* [Aim]: Read the lines below. Copy out any that hold the string "type".

* [Records for this exercise]:

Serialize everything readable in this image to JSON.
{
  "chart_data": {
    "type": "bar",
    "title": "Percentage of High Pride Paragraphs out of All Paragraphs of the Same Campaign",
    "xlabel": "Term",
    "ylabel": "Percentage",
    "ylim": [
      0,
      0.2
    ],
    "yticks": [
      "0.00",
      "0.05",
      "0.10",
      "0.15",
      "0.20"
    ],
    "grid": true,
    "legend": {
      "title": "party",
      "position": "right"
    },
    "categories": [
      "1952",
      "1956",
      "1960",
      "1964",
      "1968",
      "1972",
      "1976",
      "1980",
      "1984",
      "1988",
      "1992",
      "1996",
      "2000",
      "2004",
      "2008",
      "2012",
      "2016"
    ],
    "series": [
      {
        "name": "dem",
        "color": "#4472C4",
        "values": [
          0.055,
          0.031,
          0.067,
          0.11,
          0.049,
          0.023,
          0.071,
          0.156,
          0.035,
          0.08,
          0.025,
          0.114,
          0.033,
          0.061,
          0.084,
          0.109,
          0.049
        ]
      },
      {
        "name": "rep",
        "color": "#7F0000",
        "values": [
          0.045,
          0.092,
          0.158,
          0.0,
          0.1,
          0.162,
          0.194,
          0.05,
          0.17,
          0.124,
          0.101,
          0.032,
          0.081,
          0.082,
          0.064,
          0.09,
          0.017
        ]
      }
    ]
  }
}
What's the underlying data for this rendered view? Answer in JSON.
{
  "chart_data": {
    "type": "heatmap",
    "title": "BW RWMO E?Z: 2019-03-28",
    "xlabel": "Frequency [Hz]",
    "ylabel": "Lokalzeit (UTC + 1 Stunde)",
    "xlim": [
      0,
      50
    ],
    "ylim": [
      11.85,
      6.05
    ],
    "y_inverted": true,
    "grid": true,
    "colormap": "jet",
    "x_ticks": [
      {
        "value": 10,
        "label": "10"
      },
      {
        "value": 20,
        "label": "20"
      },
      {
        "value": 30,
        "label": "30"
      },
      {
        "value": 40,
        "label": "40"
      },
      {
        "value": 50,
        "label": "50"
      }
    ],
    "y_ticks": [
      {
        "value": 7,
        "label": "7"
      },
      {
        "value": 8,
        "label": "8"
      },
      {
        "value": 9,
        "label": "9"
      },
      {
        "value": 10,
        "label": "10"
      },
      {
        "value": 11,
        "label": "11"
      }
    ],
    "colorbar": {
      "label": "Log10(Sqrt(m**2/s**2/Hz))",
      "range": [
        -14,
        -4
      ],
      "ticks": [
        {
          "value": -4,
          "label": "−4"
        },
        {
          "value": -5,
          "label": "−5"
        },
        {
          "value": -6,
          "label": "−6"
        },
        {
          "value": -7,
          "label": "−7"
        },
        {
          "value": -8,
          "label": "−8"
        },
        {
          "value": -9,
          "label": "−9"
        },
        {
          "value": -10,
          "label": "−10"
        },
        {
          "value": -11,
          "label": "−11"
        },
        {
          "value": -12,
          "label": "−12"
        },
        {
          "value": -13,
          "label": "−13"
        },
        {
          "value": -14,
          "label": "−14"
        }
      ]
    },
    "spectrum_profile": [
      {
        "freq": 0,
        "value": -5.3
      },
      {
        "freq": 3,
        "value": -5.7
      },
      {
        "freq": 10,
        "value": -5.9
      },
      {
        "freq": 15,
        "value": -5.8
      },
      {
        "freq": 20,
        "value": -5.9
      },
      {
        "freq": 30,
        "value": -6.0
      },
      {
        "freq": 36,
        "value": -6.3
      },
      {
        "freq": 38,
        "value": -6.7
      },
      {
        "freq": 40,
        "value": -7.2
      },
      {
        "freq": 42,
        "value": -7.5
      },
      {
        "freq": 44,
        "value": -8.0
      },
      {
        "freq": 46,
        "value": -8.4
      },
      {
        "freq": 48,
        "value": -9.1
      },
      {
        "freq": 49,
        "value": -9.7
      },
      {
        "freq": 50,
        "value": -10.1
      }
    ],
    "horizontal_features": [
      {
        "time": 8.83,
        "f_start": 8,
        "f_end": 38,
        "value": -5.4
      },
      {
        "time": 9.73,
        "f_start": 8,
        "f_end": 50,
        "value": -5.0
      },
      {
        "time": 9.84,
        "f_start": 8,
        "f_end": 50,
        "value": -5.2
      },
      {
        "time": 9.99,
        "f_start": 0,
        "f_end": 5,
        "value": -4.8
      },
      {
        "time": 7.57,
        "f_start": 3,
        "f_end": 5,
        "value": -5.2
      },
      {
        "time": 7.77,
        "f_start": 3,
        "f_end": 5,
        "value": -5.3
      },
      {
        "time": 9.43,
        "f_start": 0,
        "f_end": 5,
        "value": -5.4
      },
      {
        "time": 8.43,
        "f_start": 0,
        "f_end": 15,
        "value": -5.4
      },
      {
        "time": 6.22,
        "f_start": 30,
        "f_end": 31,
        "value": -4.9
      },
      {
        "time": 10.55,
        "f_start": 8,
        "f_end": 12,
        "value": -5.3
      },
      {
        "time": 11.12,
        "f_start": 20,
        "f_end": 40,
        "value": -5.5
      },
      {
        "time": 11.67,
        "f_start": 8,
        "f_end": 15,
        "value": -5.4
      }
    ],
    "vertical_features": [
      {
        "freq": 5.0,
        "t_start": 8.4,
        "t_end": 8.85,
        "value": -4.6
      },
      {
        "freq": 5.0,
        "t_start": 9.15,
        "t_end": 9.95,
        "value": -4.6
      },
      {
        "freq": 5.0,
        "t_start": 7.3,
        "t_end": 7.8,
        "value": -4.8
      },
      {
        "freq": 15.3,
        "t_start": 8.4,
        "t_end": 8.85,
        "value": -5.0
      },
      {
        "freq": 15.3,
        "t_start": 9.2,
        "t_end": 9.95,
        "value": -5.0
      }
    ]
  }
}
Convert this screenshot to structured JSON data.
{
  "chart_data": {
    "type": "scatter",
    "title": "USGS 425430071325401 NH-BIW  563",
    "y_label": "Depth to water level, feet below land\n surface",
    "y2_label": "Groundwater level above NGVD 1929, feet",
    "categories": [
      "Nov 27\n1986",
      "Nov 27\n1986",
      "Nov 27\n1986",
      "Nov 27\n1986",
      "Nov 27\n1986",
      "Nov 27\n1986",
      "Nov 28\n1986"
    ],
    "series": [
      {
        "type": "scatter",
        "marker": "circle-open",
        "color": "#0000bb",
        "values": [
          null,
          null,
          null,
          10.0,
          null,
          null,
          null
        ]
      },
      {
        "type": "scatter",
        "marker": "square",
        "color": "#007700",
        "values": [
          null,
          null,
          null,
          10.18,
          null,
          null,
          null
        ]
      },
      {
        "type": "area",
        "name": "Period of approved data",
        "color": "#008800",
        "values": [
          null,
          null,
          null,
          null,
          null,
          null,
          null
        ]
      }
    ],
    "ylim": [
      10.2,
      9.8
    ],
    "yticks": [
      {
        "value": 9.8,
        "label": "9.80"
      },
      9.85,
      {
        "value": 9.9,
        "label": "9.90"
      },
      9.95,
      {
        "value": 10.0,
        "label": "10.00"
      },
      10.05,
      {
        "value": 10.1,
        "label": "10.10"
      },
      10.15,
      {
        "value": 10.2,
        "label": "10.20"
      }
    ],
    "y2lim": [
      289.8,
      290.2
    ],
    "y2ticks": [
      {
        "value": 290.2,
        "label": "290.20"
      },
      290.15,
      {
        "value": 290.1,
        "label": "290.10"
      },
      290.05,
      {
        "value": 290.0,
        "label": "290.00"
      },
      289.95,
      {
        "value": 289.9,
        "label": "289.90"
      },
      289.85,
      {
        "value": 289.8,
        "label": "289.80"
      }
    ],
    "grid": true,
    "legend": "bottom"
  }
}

* [The solution]:
    "type": "bar",
    "type": "heatmap",
    "type": "scatter",
        "type": "scatter",
        "type": "scatter",
        "type": "area",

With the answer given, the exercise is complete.